In one embodiment, the replay engine 308 utilizes the replay engine module 222, which applies the replay profile 304 on the past transaction data 306. In one embodiment, a merchant may be able to queue up a replay by selecting a “Replay” button via a user interface on a client computer associated with the merchant. In one embodiment, permission may be required from an authorized user for scheduling a replay. The replay engine 308 generates the replay results 310 which are compared against the original results 312. In one embodiment, the original results 312 are the results generated by applying the active profile on the past transaction data 306. The replay report 314 may be generated by the report generator module 224. In one embodiment, the replay report 314 is in a tic-tac-toe format displaying shift in the results between the two profiles. In one embodiment, while a replay is pending in a queue, editing of replay profile may be locked to avoid corrupted results.
In step 402, transaction data for a plurality of transactions is received by the server computer 200. The transaction data may be for transactions received over a period of time. In some embodiments, the transaction data may be stored in the transaction history database 228.
In step 404, an active profile of rules may be applied to the plurality of transactions at a time T1 on the timeline. The active profile may be generated by the profile generator module 210 and selected by the profile selector module 212. The fraud detection module 216 may apply the active profile on the plurality of transactions to determine a transaction decision for each transaction, e.g., approve, decline, review or monitor. In one embodiment, the plurality of transactions may have a first set of statuses at time T1 that may be stored in the transaction history database 228 along with transaction data for replay purposes.
In step 406, an active profile report is generated by the report generator module 224. Since the active profile is applied on incoming transactions, the active profile report may be generated almost instantly. The active profile report may include the authorization decision (e.g., approve, decline, monitor or review) for each transaction. In some embodiments, the active profile report may include an information code for the merchants to help understand the authorization decision.
In step 408, a passive profile of rules is applied to the plurality of transactions at time T1. In one embodiment, some or all of the passive rules are different than the active rules. Applying the passive profile is done in shadow mode, i.e., it does not have an effect on the authorization of the incoming transaction. The passive profile may take days or weeks to collect and analyze the data for the plurality of transactions.
In step 410, a passive profile report is generated at a time T3 as a result of applying the passive profile of rules at time T1. The passive profile report may be generated at a time much later (e.g., few days or couple of weeks) than the active profile report. The passive profile report may include a suggested authorization decision for each transaction which may be same or different than the active profile report. For example, a transaction that went in to review by applying the active profile may be rejected by applying the passive profile. In some embodiments, by collecting data over a number of days, a passive profile rule may be able to detect a pattern for a fraudulent transaction, which may not have been detected by the active profile. In some embodiments, that passive profile rule may be moved to the active profile to be used for future transactions.

- _GIVEN REQUEST A_
Quote the records from their first line through the line containing "- avatar[interactable]: [14, 145, 174, 305]", with both ends included.
The passage on fraud-detection profiles and the records that come after it have no connection to each other.

- _ENTRIES SUPPLIED_

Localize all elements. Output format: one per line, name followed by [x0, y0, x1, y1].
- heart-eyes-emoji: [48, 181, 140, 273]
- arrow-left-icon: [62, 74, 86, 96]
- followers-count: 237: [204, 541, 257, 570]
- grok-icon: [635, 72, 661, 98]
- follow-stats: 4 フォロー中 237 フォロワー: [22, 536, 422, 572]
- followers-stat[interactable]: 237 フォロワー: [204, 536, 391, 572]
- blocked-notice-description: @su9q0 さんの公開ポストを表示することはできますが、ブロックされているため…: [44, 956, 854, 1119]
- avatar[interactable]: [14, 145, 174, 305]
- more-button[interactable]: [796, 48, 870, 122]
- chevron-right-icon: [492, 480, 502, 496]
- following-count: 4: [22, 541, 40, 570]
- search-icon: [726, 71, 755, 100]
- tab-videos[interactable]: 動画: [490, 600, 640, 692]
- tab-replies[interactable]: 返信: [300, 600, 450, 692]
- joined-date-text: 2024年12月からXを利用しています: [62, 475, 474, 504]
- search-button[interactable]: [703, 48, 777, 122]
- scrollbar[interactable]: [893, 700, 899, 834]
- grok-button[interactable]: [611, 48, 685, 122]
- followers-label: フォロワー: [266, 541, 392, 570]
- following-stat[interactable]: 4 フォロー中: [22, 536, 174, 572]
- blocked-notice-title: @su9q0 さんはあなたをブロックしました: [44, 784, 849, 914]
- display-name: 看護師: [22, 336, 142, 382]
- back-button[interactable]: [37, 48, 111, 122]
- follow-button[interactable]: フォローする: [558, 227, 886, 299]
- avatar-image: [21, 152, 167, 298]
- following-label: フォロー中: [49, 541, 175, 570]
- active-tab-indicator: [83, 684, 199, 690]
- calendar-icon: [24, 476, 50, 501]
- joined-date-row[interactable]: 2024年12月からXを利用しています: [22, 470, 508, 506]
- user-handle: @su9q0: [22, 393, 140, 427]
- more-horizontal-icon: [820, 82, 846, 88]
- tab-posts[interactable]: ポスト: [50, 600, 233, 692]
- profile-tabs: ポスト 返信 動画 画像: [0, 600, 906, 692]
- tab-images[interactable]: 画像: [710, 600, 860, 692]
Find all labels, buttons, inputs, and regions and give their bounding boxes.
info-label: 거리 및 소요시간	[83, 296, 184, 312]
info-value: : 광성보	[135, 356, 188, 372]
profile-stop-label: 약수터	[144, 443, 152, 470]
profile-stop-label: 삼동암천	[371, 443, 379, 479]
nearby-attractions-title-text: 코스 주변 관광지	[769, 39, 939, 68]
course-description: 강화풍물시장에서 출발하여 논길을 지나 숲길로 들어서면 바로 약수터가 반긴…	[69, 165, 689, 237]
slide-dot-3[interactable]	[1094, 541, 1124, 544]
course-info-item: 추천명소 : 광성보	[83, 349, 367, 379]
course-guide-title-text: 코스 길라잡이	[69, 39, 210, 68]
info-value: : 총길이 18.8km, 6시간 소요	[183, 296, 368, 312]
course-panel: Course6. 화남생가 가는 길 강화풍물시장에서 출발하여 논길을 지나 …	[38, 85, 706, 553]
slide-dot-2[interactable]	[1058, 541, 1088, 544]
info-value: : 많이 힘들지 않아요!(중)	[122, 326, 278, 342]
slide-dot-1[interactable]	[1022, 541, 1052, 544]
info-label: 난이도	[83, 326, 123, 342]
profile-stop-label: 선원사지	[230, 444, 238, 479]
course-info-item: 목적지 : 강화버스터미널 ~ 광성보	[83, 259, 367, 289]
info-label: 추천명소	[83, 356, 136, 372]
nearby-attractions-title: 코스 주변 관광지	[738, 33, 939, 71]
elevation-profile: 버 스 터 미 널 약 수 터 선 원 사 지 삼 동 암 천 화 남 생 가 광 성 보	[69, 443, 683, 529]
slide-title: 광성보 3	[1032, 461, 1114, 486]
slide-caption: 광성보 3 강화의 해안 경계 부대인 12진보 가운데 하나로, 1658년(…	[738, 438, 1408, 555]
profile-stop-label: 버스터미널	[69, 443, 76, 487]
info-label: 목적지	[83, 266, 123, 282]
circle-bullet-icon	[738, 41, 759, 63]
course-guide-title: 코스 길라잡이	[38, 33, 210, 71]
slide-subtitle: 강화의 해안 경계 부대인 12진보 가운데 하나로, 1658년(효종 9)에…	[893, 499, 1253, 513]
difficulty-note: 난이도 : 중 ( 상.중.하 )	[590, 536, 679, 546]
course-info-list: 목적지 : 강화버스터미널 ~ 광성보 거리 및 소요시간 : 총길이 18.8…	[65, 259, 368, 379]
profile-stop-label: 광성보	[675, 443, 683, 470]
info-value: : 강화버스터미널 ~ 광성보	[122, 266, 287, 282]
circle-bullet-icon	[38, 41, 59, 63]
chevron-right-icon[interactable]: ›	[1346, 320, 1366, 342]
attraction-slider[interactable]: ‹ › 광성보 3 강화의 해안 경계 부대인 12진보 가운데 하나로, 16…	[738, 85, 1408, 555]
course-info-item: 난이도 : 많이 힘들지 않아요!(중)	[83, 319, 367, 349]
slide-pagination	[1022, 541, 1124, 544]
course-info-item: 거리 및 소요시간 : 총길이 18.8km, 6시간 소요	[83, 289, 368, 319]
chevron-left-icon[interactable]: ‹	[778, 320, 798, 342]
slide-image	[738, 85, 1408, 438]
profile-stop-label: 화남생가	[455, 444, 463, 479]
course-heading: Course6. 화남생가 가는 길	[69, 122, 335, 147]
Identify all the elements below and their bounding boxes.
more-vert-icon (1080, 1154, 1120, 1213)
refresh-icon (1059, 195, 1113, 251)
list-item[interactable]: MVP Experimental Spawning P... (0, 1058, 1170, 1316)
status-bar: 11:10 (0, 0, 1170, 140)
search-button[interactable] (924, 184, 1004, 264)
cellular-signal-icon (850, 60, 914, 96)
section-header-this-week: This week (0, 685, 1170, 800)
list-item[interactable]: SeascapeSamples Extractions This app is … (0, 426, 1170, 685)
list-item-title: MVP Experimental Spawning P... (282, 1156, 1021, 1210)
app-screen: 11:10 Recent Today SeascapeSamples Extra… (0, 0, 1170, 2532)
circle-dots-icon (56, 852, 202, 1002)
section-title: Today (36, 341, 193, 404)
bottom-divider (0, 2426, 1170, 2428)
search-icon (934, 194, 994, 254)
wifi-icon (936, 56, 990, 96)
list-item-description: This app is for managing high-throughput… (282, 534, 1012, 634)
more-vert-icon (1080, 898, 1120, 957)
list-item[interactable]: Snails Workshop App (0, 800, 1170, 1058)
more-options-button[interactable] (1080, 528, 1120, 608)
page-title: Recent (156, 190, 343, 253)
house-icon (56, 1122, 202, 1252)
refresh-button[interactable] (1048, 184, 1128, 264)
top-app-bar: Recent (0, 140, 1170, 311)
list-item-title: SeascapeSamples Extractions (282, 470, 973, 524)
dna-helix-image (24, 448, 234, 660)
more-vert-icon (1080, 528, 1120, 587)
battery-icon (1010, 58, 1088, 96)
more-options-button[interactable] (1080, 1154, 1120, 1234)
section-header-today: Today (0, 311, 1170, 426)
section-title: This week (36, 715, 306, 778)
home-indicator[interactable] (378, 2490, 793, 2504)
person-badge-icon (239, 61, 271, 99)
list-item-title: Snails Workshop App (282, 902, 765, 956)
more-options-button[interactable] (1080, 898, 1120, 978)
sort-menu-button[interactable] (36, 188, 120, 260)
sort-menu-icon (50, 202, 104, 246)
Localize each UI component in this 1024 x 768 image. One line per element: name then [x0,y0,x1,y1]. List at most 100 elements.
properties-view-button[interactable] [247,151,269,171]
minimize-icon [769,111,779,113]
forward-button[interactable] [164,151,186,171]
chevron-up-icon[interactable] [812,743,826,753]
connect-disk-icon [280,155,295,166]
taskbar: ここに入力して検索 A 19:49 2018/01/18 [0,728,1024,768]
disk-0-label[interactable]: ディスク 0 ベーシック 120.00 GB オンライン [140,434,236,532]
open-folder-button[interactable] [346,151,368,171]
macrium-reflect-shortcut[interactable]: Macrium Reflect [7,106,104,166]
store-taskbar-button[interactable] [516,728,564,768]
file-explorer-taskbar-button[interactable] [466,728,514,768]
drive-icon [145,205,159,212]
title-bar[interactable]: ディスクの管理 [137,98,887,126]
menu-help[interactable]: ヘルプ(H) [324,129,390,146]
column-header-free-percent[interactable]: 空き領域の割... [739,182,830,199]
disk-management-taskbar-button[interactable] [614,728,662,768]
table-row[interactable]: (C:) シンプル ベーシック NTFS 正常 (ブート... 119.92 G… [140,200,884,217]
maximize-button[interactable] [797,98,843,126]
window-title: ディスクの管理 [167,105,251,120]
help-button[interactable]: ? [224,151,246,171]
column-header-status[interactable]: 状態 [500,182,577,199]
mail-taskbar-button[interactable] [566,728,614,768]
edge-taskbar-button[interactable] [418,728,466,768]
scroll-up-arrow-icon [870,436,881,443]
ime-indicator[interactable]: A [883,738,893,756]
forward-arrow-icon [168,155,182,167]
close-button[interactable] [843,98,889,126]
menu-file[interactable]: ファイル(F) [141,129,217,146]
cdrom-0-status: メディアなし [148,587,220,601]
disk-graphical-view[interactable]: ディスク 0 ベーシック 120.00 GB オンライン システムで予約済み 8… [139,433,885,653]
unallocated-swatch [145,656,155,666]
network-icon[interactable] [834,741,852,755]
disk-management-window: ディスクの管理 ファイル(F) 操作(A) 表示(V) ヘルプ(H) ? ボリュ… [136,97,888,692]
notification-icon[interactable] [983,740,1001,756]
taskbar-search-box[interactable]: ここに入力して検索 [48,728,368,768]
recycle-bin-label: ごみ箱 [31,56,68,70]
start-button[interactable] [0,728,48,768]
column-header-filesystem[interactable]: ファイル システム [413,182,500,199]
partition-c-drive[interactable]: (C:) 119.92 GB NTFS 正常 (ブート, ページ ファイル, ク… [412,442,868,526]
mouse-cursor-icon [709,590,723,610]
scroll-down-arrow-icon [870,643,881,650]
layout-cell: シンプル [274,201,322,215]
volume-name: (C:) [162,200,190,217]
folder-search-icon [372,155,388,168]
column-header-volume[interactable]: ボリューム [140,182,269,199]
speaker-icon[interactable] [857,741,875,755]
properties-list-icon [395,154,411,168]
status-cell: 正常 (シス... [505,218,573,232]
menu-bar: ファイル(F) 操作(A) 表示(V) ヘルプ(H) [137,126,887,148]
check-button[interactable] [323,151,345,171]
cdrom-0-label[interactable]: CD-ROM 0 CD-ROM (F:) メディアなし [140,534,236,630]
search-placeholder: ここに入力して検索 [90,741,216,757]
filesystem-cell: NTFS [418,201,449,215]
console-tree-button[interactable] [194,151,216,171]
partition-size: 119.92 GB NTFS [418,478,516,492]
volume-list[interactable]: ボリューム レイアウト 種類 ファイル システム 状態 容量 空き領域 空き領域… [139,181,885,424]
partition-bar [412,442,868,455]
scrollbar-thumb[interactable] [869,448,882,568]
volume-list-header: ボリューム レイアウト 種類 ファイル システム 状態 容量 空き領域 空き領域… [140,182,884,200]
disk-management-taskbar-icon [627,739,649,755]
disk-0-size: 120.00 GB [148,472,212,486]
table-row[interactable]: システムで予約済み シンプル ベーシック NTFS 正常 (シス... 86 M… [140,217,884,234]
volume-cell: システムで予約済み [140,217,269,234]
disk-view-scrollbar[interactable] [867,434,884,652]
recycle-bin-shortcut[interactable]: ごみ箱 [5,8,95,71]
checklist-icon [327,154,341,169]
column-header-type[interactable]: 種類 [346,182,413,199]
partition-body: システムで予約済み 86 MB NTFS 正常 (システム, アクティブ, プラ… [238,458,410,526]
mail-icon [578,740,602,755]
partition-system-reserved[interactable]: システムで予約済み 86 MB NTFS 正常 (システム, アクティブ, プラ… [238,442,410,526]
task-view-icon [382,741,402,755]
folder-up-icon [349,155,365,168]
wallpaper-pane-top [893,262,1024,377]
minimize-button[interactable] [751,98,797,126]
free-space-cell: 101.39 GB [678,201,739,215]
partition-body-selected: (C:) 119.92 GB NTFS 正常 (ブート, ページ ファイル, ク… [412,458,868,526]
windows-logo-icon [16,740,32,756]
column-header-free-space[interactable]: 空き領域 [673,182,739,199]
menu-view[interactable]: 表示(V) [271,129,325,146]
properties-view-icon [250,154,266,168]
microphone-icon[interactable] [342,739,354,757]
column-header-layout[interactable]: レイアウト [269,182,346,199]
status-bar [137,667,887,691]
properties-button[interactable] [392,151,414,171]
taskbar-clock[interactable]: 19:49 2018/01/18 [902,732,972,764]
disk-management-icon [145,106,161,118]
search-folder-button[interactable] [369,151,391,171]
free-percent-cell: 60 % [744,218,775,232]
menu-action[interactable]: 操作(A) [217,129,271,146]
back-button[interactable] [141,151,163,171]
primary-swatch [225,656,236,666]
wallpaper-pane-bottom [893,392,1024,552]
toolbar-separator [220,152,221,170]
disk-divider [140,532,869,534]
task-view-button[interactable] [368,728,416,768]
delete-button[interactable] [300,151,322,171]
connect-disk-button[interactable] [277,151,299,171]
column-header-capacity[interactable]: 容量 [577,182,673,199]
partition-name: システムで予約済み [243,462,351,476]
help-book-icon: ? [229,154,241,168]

- _GIVEN REQUEST B_
In the passage on fraud-detection profiles, what format may the replay report take?

- _WRITTEN ANSWER A_
Localize all elements. Output format: one per line, name followed by [x0, y0, x1, y1].
- heart-eyes-emoji: [48, 181, 140, 273]
- arrow-left-icon: [62, 74, 86, 96]
- followers-count: 237: [204, 541, 257, 570]
- grok-icon: [635, 72, 661, 98]
- follow-stats: 4 フォロー中 237 フォロワー: [22, 536, 422, 572]
- followers-stat[interactable]: 237 フォロワー: [204, 536, 391, 572]
- blocked-notice-description: @su9q0 さんの公開ポストを表示することはできますが、ブロックされているため…: [44, 956, 854, 1119]
- avatar[interactable]: [14, 145, 174, 305]

- _WRITTEN ANSWER B_
A tic-tac-toe format that displays the shift in results between the two profiles.